OBJECTIVE.
Give the number of lines holding the string "weekday" and nothing more.

----- SOURCE MATERIAL

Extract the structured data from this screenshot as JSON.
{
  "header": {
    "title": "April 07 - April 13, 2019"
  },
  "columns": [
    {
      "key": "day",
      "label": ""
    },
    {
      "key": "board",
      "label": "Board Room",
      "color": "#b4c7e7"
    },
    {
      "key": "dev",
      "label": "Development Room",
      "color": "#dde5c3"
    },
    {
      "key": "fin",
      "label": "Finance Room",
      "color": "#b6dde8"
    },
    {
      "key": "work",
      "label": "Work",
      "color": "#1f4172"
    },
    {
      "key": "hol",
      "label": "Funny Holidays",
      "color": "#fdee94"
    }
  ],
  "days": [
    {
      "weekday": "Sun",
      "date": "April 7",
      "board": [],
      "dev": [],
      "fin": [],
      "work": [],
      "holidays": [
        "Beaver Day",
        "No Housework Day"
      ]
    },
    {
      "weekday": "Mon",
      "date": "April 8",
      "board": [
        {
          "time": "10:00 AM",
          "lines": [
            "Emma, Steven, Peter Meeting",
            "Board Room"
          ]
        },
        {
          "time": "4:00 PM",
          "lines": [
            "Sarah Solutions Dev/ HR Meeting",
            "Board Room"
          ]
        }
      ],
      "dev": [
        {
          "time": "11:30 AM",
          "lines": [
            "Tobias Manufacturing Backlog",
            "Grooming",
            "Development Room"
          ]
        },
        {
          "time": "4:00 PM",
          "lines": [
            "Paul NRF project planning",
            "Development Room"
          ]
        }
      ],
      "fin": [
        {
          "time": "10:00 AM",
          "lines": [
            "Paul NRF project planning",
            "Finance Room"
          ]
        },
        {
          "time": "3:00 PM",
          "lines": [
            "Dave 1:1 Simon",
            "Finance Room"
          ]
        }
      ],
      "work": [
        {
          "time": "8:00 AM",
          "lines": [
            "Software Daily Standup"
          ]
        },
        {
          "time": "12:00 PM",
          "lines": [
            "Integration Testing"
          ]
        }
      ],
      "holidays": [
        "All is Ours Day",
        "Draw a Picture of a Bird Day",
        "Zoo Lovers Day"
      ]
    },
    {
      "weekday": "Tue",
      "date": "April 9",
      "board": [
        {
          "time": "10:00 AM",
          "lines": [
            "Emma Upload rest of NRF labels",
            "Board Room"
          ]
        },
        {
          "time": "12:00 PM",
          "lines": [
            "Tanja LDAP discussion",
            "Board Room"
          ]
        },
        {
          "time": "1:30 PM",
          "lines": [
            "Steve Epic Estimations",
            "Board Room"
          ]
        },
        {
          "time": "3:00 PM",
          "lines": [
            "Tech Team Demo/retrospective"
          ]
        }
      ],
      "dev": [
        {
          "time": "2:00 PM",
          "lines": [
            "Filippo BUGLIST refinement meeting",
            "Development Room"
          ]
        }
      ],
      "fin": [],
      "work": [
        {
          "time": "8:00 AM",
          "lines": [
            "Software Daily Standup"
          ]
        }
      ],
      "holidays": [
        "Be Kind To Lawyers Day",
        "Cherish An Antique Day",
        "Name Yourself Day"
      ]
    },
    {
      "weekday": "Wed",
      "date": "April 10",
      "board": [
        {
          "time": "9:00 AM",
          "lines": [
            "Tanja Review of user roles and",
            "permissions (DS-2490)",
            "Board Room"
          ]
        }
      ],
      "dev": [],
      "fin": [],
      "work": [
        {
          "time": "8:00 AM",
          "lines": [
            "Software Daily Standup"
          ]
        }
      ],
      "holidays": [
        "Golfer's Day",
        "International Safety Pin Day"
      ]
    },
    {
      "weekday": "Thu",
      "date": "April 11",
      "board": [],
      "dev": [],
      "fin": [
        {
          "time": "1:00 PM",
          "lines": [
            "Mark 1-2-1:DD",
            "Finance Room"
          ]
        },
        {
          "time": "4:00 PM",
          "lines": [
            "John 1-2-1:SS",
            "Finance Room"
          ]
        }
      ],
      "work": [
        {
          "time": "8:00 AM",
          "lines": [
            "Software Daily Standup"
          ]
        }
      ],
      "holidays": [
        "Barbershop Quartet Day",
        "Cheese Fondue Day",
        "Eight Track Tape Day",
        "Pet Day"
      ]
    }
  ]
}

----------

SOLUTION.
5